WHAT YOU HAVE TO DO => Scan the entries below. List each line with "data".

INPUT FOR THIS TASK =>
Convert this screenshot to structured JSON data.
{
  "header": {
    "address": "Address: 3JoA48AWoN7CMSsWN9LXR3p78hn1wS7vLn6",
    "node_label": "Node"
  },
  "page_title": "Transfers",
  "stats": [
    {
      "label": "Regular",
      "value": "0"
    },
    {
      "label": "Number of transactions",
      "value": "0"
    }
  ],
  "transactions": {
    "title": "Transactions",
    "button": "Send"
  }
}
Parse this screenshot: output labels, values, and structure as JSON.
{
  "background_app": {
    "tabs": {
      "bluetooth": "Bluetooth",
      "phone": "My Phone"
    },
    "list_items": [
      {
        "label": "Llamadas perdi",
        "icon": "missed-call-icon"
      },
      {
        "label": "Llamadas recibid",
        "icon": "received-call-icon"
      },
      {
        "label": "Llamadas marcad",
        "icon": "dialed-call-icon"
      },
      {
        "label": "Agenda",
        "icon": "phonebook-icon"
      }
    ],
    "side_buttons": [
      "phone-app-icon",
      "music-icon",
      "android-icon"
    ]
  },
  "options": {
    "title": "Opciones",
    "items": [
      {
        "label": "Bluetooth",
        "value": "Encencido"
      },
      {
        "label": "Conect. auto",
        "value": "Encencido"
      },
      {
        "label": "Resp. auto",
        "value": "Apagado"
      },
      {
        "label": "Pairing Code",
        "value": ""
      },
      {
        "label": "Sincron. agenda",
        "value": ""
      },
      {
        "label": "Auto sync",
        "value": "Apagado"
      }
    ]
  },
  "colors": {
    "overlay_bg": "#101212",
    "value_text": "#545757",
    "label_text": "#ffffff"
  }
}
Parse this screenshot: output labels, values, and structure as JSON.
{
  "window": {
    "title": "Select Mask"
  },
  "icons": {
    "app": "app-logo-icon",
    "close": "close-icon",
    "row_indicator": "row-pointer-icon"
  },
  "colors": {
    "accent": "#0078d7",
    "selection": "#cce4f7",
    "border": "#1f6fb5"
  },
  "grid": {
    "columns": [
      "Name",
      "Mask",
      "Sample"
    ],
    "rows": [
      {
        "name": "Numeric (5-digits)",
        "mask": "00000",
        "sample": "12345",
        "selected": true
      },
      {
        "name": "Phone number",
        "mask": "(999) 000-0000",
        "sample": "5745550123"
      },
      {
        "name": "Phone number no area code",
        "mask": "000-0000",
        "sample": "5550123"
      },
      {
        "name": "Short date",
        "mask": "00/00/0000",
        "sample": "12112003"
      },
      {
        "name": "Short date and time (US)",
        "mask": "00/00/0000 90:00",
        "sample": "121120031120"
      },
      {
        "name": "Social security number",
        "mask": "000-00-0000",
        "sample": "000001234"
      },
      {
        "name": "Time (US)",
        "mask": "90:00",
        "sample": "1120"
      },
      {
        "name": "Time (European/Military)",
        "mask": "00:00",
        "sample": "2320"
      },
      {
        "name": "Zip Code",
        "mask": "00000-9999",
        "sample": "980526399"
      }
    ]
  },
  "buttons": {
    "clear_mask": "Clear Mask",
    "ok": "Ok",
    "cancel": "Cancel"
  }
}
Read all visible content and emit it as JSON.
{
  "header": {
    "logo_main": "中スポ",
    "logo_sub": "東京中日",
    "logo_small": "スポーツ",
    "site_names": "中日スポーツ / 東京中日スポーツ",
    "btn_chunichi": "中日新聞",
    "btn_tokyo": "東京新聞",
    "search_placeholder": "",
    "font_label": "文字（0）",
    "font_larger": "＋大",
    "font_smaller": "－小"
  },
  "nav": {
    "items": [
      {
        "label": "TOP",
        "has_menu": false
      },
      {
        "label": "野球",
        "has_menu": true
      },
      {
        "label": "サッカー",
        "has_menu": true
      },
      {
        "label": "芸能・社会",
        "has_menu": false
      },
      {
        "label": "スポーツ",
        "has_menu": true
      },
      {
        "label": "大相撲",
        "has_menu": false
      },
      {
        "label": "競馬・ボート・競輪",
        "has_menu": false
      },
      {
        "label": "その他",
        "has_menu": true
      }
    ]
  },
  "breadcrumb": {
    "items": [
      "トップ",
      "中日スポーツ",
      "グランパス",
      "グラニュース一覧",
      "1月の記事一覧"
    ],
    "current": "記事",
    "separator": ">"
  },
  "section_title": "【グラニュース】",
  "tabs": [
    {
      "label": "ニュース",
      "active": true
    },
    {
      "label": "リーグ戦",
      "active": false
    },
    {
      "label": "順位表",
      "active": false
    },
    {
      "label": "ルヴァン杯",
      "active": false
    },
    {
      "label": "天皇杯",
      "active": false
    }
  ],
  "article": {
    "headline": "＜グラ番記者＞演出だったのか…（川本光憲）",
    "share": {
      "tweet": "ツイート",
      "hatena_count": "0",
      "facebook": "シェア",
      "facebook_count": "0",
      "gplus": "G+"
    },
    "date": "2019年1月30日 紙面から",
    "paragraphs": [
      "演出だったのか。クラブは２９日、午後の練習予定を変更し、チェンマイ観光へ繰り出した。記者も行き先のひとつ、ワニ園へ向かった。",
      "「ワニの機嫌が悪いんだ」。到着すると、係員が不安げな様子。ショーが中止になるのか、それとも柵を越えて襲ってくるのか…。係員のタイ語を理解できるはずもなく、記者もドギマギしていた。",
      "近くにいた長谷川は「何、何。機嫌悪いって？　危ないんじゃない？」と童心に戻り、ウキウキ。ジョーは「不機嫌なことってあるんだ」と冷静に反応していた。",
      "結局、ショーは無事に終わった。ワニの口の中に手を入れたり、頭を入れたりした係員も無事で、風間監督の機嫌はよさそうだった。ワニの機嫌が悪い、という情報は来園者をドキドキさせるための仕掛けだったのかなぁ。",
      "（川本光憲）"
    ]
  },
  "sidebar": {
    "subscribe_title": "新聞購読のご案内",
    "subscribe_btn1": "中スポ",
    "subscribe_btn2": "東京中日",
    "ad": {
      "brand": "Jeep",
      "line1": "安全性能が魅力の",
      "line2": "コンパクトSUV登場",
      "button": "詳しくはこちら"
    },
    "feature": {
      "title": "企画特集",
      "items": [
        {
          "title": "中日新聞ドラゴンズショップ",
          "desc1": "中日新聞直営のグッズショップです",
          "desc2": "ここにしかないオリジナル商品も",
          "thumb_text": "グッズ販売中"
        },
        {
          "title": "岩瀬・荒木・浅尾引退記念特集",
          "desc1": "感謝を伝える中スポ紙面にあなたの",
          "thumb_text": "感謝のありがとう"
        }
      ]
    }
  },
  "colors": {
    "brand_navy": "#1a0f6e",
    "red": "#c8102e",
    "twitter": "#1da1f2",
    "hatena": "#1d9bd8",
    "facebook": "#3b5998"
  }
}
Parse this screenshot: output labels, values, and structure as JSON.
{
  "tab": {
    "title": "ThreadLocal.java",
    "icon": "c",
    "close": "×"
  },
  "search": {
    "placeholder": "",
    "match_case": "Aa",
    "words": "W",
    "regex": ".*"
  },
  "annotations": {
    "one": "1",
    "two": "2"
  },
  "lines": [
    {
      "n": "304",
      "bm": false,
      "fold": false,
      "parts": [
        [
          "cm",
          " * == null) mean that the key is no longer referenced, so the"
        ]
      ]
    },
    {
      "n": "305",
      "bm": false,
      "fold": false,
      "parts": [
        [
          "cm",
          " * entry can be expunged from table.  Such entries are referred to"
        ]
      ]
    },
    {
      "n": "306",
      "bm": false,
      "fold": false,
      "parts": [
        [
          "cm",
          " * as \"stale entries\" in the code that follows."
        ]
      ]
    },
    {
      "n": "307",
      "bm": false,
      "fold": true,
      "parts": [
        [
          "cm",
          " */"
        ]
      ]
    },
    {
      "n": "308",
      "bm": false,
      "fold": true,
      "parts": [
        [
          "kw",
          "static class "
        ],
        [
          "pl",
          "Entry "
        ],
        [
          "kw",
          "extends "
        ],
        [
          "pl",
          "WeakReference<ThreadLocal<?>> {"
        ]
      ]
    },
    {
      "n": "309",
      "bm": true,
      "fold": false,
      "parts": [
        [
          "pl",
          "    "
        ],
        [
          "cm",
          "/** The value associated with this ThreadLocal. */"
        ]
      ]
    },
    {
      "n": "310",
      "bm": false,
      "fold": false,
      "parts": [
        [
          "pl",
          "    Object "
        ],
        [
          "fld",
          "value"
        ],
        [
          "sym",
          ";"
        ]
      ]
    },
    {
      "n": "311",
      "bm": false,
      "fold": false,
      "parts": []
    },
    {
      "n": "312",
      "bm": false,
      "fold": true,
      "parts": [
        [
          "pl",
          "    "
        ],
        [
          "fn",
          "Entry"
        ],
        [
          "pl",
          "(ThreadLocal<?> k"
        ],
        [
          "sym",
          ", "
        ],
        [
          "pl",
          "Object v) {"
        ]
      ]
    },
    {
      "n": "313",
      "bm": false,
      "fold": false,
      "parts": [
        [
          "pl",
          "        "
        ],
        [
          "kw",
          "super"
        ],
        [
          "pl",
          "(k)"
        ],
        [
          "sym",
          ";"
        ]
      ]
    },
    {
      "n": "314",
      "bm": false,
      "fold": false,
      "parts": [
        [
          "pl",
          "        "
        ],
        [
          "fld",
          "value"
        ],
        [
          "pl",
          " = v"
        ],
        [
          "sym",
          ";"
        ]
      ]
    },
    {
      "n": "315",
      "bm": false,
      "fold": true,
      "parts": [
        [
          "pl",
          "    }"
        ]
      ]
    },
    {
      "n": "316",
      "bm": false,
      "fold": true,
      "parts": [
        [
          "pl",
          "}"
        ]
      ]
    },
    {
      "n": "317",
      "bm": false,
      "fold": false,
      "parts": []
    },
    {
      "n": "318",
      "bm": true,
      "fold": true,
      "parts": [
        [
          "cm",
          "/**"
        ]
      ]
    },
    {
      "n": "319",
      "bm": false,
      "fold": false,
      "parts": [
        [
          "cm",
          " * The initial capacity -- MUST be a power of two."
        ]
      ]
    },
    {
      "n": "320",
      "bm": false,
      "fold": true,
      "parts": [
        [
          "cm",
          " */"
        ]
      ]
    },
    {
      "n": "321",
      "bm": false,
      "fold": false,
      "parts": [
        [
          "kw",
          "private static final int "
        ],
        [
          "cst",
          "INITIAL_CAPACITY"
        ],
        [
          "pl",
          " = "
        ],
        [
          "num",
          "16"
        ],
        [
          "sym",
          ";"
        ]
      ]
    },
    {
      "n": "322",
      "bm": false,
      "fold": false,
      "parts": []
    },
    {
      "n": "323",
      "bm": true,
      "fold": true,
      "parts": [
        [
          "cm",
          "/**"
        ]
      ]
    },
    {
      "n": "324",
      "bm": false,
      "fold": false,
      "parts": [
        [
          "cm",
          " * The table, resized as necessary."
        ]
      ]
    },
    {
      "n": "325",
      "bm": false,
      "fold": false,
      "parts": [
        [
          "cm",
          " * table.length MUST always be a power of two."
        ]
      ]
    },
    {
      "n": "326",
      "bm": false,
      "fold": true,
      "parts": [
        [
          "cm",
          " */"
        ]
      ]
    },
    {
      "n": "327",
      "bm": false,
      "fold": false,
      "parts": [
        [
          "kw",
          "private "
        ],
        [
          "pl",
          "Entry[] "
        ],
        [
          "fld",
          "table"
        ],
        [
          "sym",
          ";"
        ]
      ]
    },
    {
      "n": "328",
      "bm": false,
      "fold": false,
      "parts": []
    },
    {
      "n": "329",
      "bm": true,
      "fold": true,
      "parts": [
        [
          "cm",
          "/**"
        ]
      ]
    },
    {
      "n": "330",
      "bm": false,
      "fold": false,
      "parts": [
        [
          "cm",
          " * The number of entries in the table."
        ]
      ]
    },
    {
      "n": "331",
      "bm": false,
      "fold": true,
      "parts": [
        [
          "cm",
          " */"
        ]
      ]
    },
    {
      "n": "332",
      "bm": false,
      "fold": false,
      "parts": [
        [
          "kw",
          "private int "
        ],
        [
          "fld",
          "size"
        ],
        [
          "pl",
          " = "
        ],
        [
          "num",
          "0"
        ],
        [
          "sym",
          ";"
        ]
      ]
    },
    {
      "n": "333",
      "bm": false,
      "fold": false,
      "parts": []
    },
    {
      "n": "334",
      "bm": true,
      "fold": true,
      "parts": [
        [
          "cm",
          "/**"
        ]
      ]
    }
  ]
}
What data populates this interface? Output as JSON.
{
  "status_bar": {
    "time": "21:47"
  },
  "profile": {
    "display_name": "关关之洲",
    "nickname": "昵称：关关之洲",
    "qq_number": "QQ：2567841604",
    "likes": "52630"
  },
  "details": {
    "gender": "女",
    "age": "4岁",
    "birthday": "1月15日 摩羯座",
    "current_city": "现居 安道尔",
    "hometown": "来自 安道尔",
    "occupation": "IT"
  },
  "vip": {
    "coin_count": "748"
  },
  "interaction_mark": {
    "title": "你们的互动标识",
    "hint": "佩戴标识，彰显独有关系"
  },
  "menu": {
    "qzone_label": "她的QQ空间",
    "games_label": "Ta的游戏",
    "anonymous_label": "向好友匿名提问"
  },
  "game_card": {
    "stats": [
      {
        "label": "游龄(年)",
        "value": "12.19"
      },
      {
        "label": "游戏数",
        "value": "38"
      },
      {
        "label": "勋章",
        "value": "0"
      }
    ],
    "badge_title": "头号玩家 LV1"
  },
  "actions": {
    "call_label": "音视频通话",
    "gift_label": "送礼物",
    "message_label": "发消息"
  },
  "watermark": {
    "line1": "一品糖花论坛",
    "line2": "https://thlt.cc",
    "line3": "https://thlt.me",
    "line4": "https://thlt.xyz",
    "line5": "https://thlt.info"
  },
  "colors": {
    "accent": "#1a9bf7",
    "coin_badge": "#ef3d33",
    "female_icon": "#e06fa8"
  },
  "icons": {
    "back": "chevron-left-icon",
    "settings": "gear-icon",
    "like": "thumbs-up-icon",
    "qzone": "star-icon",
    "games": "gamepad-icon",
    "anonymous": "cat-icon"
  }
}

WRITTEN SOLUTION =>
Convert this screenshot to structured JSON data.
What data populates this interface? Output as JSON.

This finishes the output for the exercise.